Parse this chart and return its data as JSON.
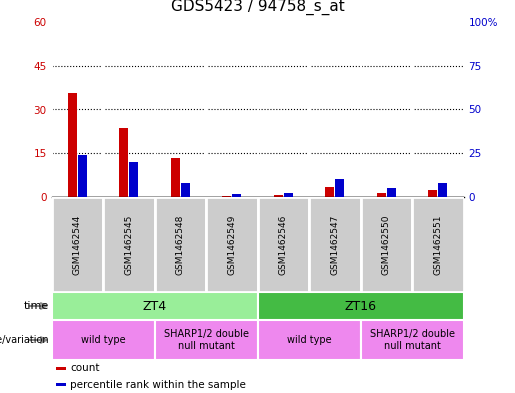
{
  "title": "GDS5423 / 94758_s_at",
  "samples": [
    "GSM1462544",
    "GSM1462545",
    "GSM1462548",
    "GSM1462549",
    "GSM1462546",
    "GSM1462547",
    "GSM1462550",
    "GSM1462551"
  ],
  "count_values": [
    35.5,
    23.5,
    13.5,
    0.4,
    0.8,
    3.5,
    1.5,
    2.5
  ],
  "percentile_values": [
    24,
    20,
    8,
    1.5,
    2,
    10,
    5,
    8
  ],
  "ylim_left": [
    0,
    60
  ],
  "ylim_right": [
    0,
    100
  ],
  "yticks_left": [
    0,
    15,
    30,
    45,
    60
  ],
  "yticks_right": [
    0,
    25,
    50,
    75,
    100
  ],
  "ytick_labels_left": [
    "0",
    "15",
    "30",
    "45",
    "60"
  ],
  "ytick_labels_right": [
    "0",
    "25",
    "50",
    "75",
    "100%"
  ],
  "bar_color_count": "#cc0000",
  "bar_color_percentile": "#0000cc",
  "bar_width": 0.18,
  "time_groups": [
    {
      "label": "ZT4",
      "start": 0,
      "end": 4,
      "color": "#99ee99"
    },
    {
      "label": "ZT16",
      "start": 4,
      "end": 8,
      "color": "#44bb44"
    }
  ],
  "genotype_groups": [
    {
      "label": "wild type",
      "start": 0,
      "end": 2,
      "color": "#ee88ee"
    },
    {
      "label": "SHARP1/2 double\nnull mutant",
      "start": 2,
      "end": 4,
      "color": "#ee88ee"
    },
    {
      "label": "wild type",
      "start": 4,
      "end": 6,
      "color": "#ee88ee"
    },
    {
      "label": "SHARP1/2 double\nnull mutant",
      "start": 6,
      "end": 8,
      "color": "#ee88ee"
    }
  ],
  "legend_items": [
    {
      "label": "count",
      "color": "#cc0000"
    },
    {
      "label": "percentile rank within the sample",
      "color": "#0000cc"
    }
  ],
  "title_fontsize": 11,
  "tick_fontsize": 7.5,
  "col_bg_color": "#cccccc",
  "col_border_color": "#ffffff",
  "plot_bg": "#ffffff"
}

════════════════

» **Task brief**
Quote in full the listing given above; the images are to be left out.

» **Exercise answer**
Parse this chart and return its data as JSON.
{
  "title": "GDS5423 / 94758_s_at",
  "samples": [
    "GSM1462544",
    "GSM1462545",
    "GSM1462548",
    "GSM1462549",
    "GSM1462546",
    "GSM1462547",
    "GSM1462550",
    "GSM1462551"
  ],
  "count_values": [
    35.5,
    23.5,
    13.5,
    0.4,
    0.8,
    3.5,
    1.5,
    2.5
  ],
  "percentile_values": [
    24,
    20,
    8,
    1.5,
    2,
    10,
    5,
    8
  ],
  "ylim_left": [
    0,
    60
  ],
  "ylim_right": [
    0,
    100
  ],
  "yticks_left": [
    0,
    15,
    30,
    45,
    60
  ],
  "yticks_right": [
    0,
    25,
    50,
    75,
    100
  ],
  "ytick_labels_left": [
    "0",
    "15",
    "30",
    "45",
    "60"
  ],
  "ytick_labels_right": [
    "0",
    "25",
    "50",
    "75",
    "100%"
  ],
  "bar_color_count": "#cc0000",
  "bar_color_percentile": "#0000cc",
  "bar_width": 0.18,
  "time_groups": [
    {
      "label": "ZT4",
      "start": 0,
      "end": 4,
      "color": "#99ee99"
    },
    {
      "label": "ZT16",
      "start": 4,
      "end": 8,
      "color": "#44bb44"
    }
  ],
  "genotype_groups": [
    {
      "label": "wild type",
      "start": 0,
      "end": 2,
      "color": "#ee88ee"
    },
    {
      "label": "SHARP1/2 double\nnull mutant",
      "start": 2,
      "end": 4,
      "color": "#ee88ee"
    },
    {
      "label": "wild type",
      "start": 4,
      "end": 6,
      "color": "#ee88ee"
    },
    {
      "label": "SHARP1/2 double\nnull mutant",
      "start": 6,
      "end": 8,
      "color": "#ee88ee"
    }
  ],
  "legend_items": [
    {
      "label": "count",
      "color": "#cc0000"
    },
    {
      "label": "percentile rank within the sample",
      "color": "#0000cc"
    }
  ],
  "title_fontsize": 11,
  "tick_fontsize": 7.5,
  "col_bg_color": "#cccccc",
  "col_border_color": "#ffffff",
  "plot_bg": "#ffffff"
}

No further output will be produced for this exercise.